## Stored rows
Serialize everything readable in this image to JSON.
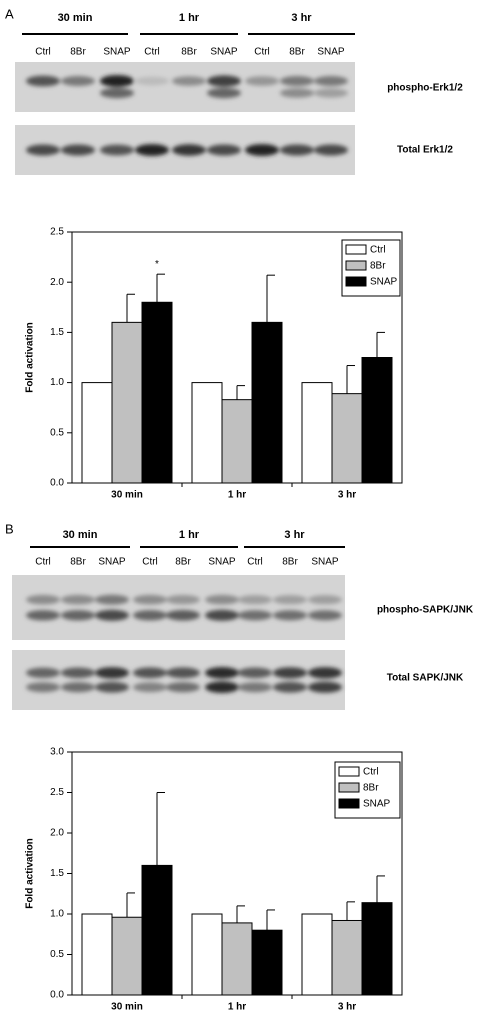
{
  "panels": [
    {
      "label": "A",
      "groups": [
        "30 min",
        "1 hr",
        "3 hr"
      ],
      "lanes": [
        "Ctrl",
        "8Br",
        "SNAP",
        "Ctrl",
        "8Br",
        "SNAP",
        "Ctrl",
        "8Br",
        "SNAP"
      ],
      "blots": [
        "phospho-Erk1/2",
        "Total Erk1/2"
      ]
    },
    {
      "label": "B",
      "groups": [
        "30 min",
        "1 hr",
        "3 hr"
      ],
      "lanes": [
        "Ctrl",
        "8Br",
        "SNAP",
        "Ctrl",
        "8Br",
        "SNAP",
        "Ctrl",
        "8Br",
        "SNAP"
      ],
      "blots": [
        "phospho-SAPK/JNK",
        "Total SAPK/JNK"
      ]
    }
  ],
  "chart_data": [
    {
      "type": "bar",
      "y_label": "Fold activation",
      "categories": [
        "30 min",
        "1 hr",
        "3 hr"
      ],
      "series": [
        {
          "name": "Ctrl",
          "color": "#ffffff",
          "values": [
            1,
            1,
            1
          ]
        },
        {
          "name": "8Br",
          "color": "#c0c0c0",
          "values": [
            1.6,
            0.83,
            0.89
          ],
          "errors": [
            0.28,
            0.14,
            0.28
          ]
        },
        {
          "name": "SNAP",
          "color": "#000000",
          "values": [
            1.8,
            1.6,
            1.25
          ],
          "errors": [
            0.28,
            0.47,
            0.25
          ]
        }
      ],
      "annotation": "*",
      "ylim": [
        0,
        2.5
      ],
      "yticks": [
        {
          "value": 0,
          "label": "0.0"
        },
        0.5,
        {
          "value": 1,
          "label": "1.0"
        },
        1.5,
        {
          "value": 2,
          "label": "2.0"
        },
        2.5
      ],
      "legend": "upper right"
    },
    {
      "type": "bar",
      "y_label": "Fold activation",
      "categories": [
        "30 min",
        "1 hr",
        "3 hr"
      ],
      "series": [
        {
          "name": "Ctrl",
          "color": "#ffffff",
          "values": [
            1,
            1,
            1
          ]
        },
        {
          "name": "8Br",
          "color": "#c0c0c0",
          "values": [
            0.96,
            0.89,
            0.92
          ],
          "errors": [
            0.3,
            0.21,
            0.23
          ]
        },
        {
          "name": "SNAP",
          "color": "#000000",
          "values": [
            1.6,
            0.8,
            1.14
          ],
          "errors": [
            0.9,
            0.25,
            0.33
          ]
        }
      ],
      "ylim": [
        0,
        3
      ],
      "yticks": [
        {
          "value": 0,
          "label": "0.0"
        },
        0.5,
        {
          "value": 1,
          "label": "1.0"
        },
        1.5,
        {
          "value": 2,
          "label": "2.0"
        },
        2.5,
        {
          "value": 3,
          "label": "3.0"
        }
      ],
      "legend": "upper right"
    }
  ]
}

## Exercise
Omit the pictures and give the material again, exactly and in full.

## Full solution
Serialize everything readable in this image to JSON.
{
  "panels": [
    {
      "label": "A",
      "groups": [
        "30 min",
        "1 hr",
        "3 hr"
      ],
      "lanes": [
        "Ctrl",
        "8Br",
        "SNAP",
        "Ctrl",
        "8Br",
        "SNAP",
        "Ctrl",
        "8Br",
        "SNAP"
      ],
      "blots": [
        "phospho-Erk1/2",
        "Total Erk1/2"
      ]
    },
    {
      "label": "B",
      "groups": [
        "30 min",
        "1 hr",
        "3 hr"
      ],
      "lanes": [
        "Ctrl",
        "8Br",
        "SNAP",
        "Ctrl",
        "8Br",
        "SNAP",
        "Ctrl",
        "8Br",
        "SNAP"
      ],
      "blots": [
        "phospho-SAPK/JNK",
        "Total SAPK/JNK"
      ]
    }
  ],
  "chart_data": [
    {
      "type": "bar",
      "y_label": "Fold activation",
      "categories": [
        "30 min",
        "1 hr",
        "3 hr"
      ],
      "series": [
        {
          "name": "Ctrl",
          "color": "#ffffff",
          "values": [
            1,
            1,
            1
          ]
        },
        {
          "name": "8Br",
          "color": "#c0c0c0",
          "values": [
            1.6,
            0.83,
            0.89
          ],
          "errors": [
            0.28,
            0.14,
            0.28
          ]
        },
        {
          "name": "SNAP",
          "color": "#000000",
          "values": [
            1.8,
            1.6,
            1.25
          ],
          "errors": [
            0.28,
            0.47,
            0.25
          ]
        }
      ],
      "annotation": "*",
      "ylim": [
        0,
        2.5
      ],
      "yticks": [
        {
          "value": 0,
          "label": "0.0"
        },
        0.5,
        {
          "value": 1,
          "label": "1.0"
        },
        1.5,
        {
          "value": 2,
          "label": "2.0"
        },
        2.5
      ],
      "legend": "upper right"
    },
    {
      "type": "bar",
      "y_label": "Fold activation",
      "categories": [
        "30 min",
        "1 hr",
        "3 hr"
      ],
      "series": [
        {
          "name": "Ctrl",
          "color": "#ffffff",
          "values": [
            1,
            1,
            1
          ]
        },
        {
          "name": "8Br",
          "color": "#c0c0c0",
          "values": [
            0.96,
            0.89,
            0.92
          ],
          "errors": [
            0.3,
            0.21,
            0.23
          ]
        },
        {
          "name": "SNAP",
          "color": "#000000",
          "values": [
            1.6,
            0.8,
            1.14
          ],
          "errors": [
            0.9,
            0.25,
            0.33
          ]
        }
      ],
      "ylim": [
        0,
        3
      ],
      "yticks": [
        {
          "value": 0,
          "label": "0.0"
        },
        0.5,
        {
          "value": 1,
          "label": "1.0"
        },
        1.5,
        {
          "value": 2,
          "label": "2.0"
        },
        2.5,
        {
          "value": 3,
          "label": "3.0"
        }
      ],
      "legend": "upper right"
    }
  ]
}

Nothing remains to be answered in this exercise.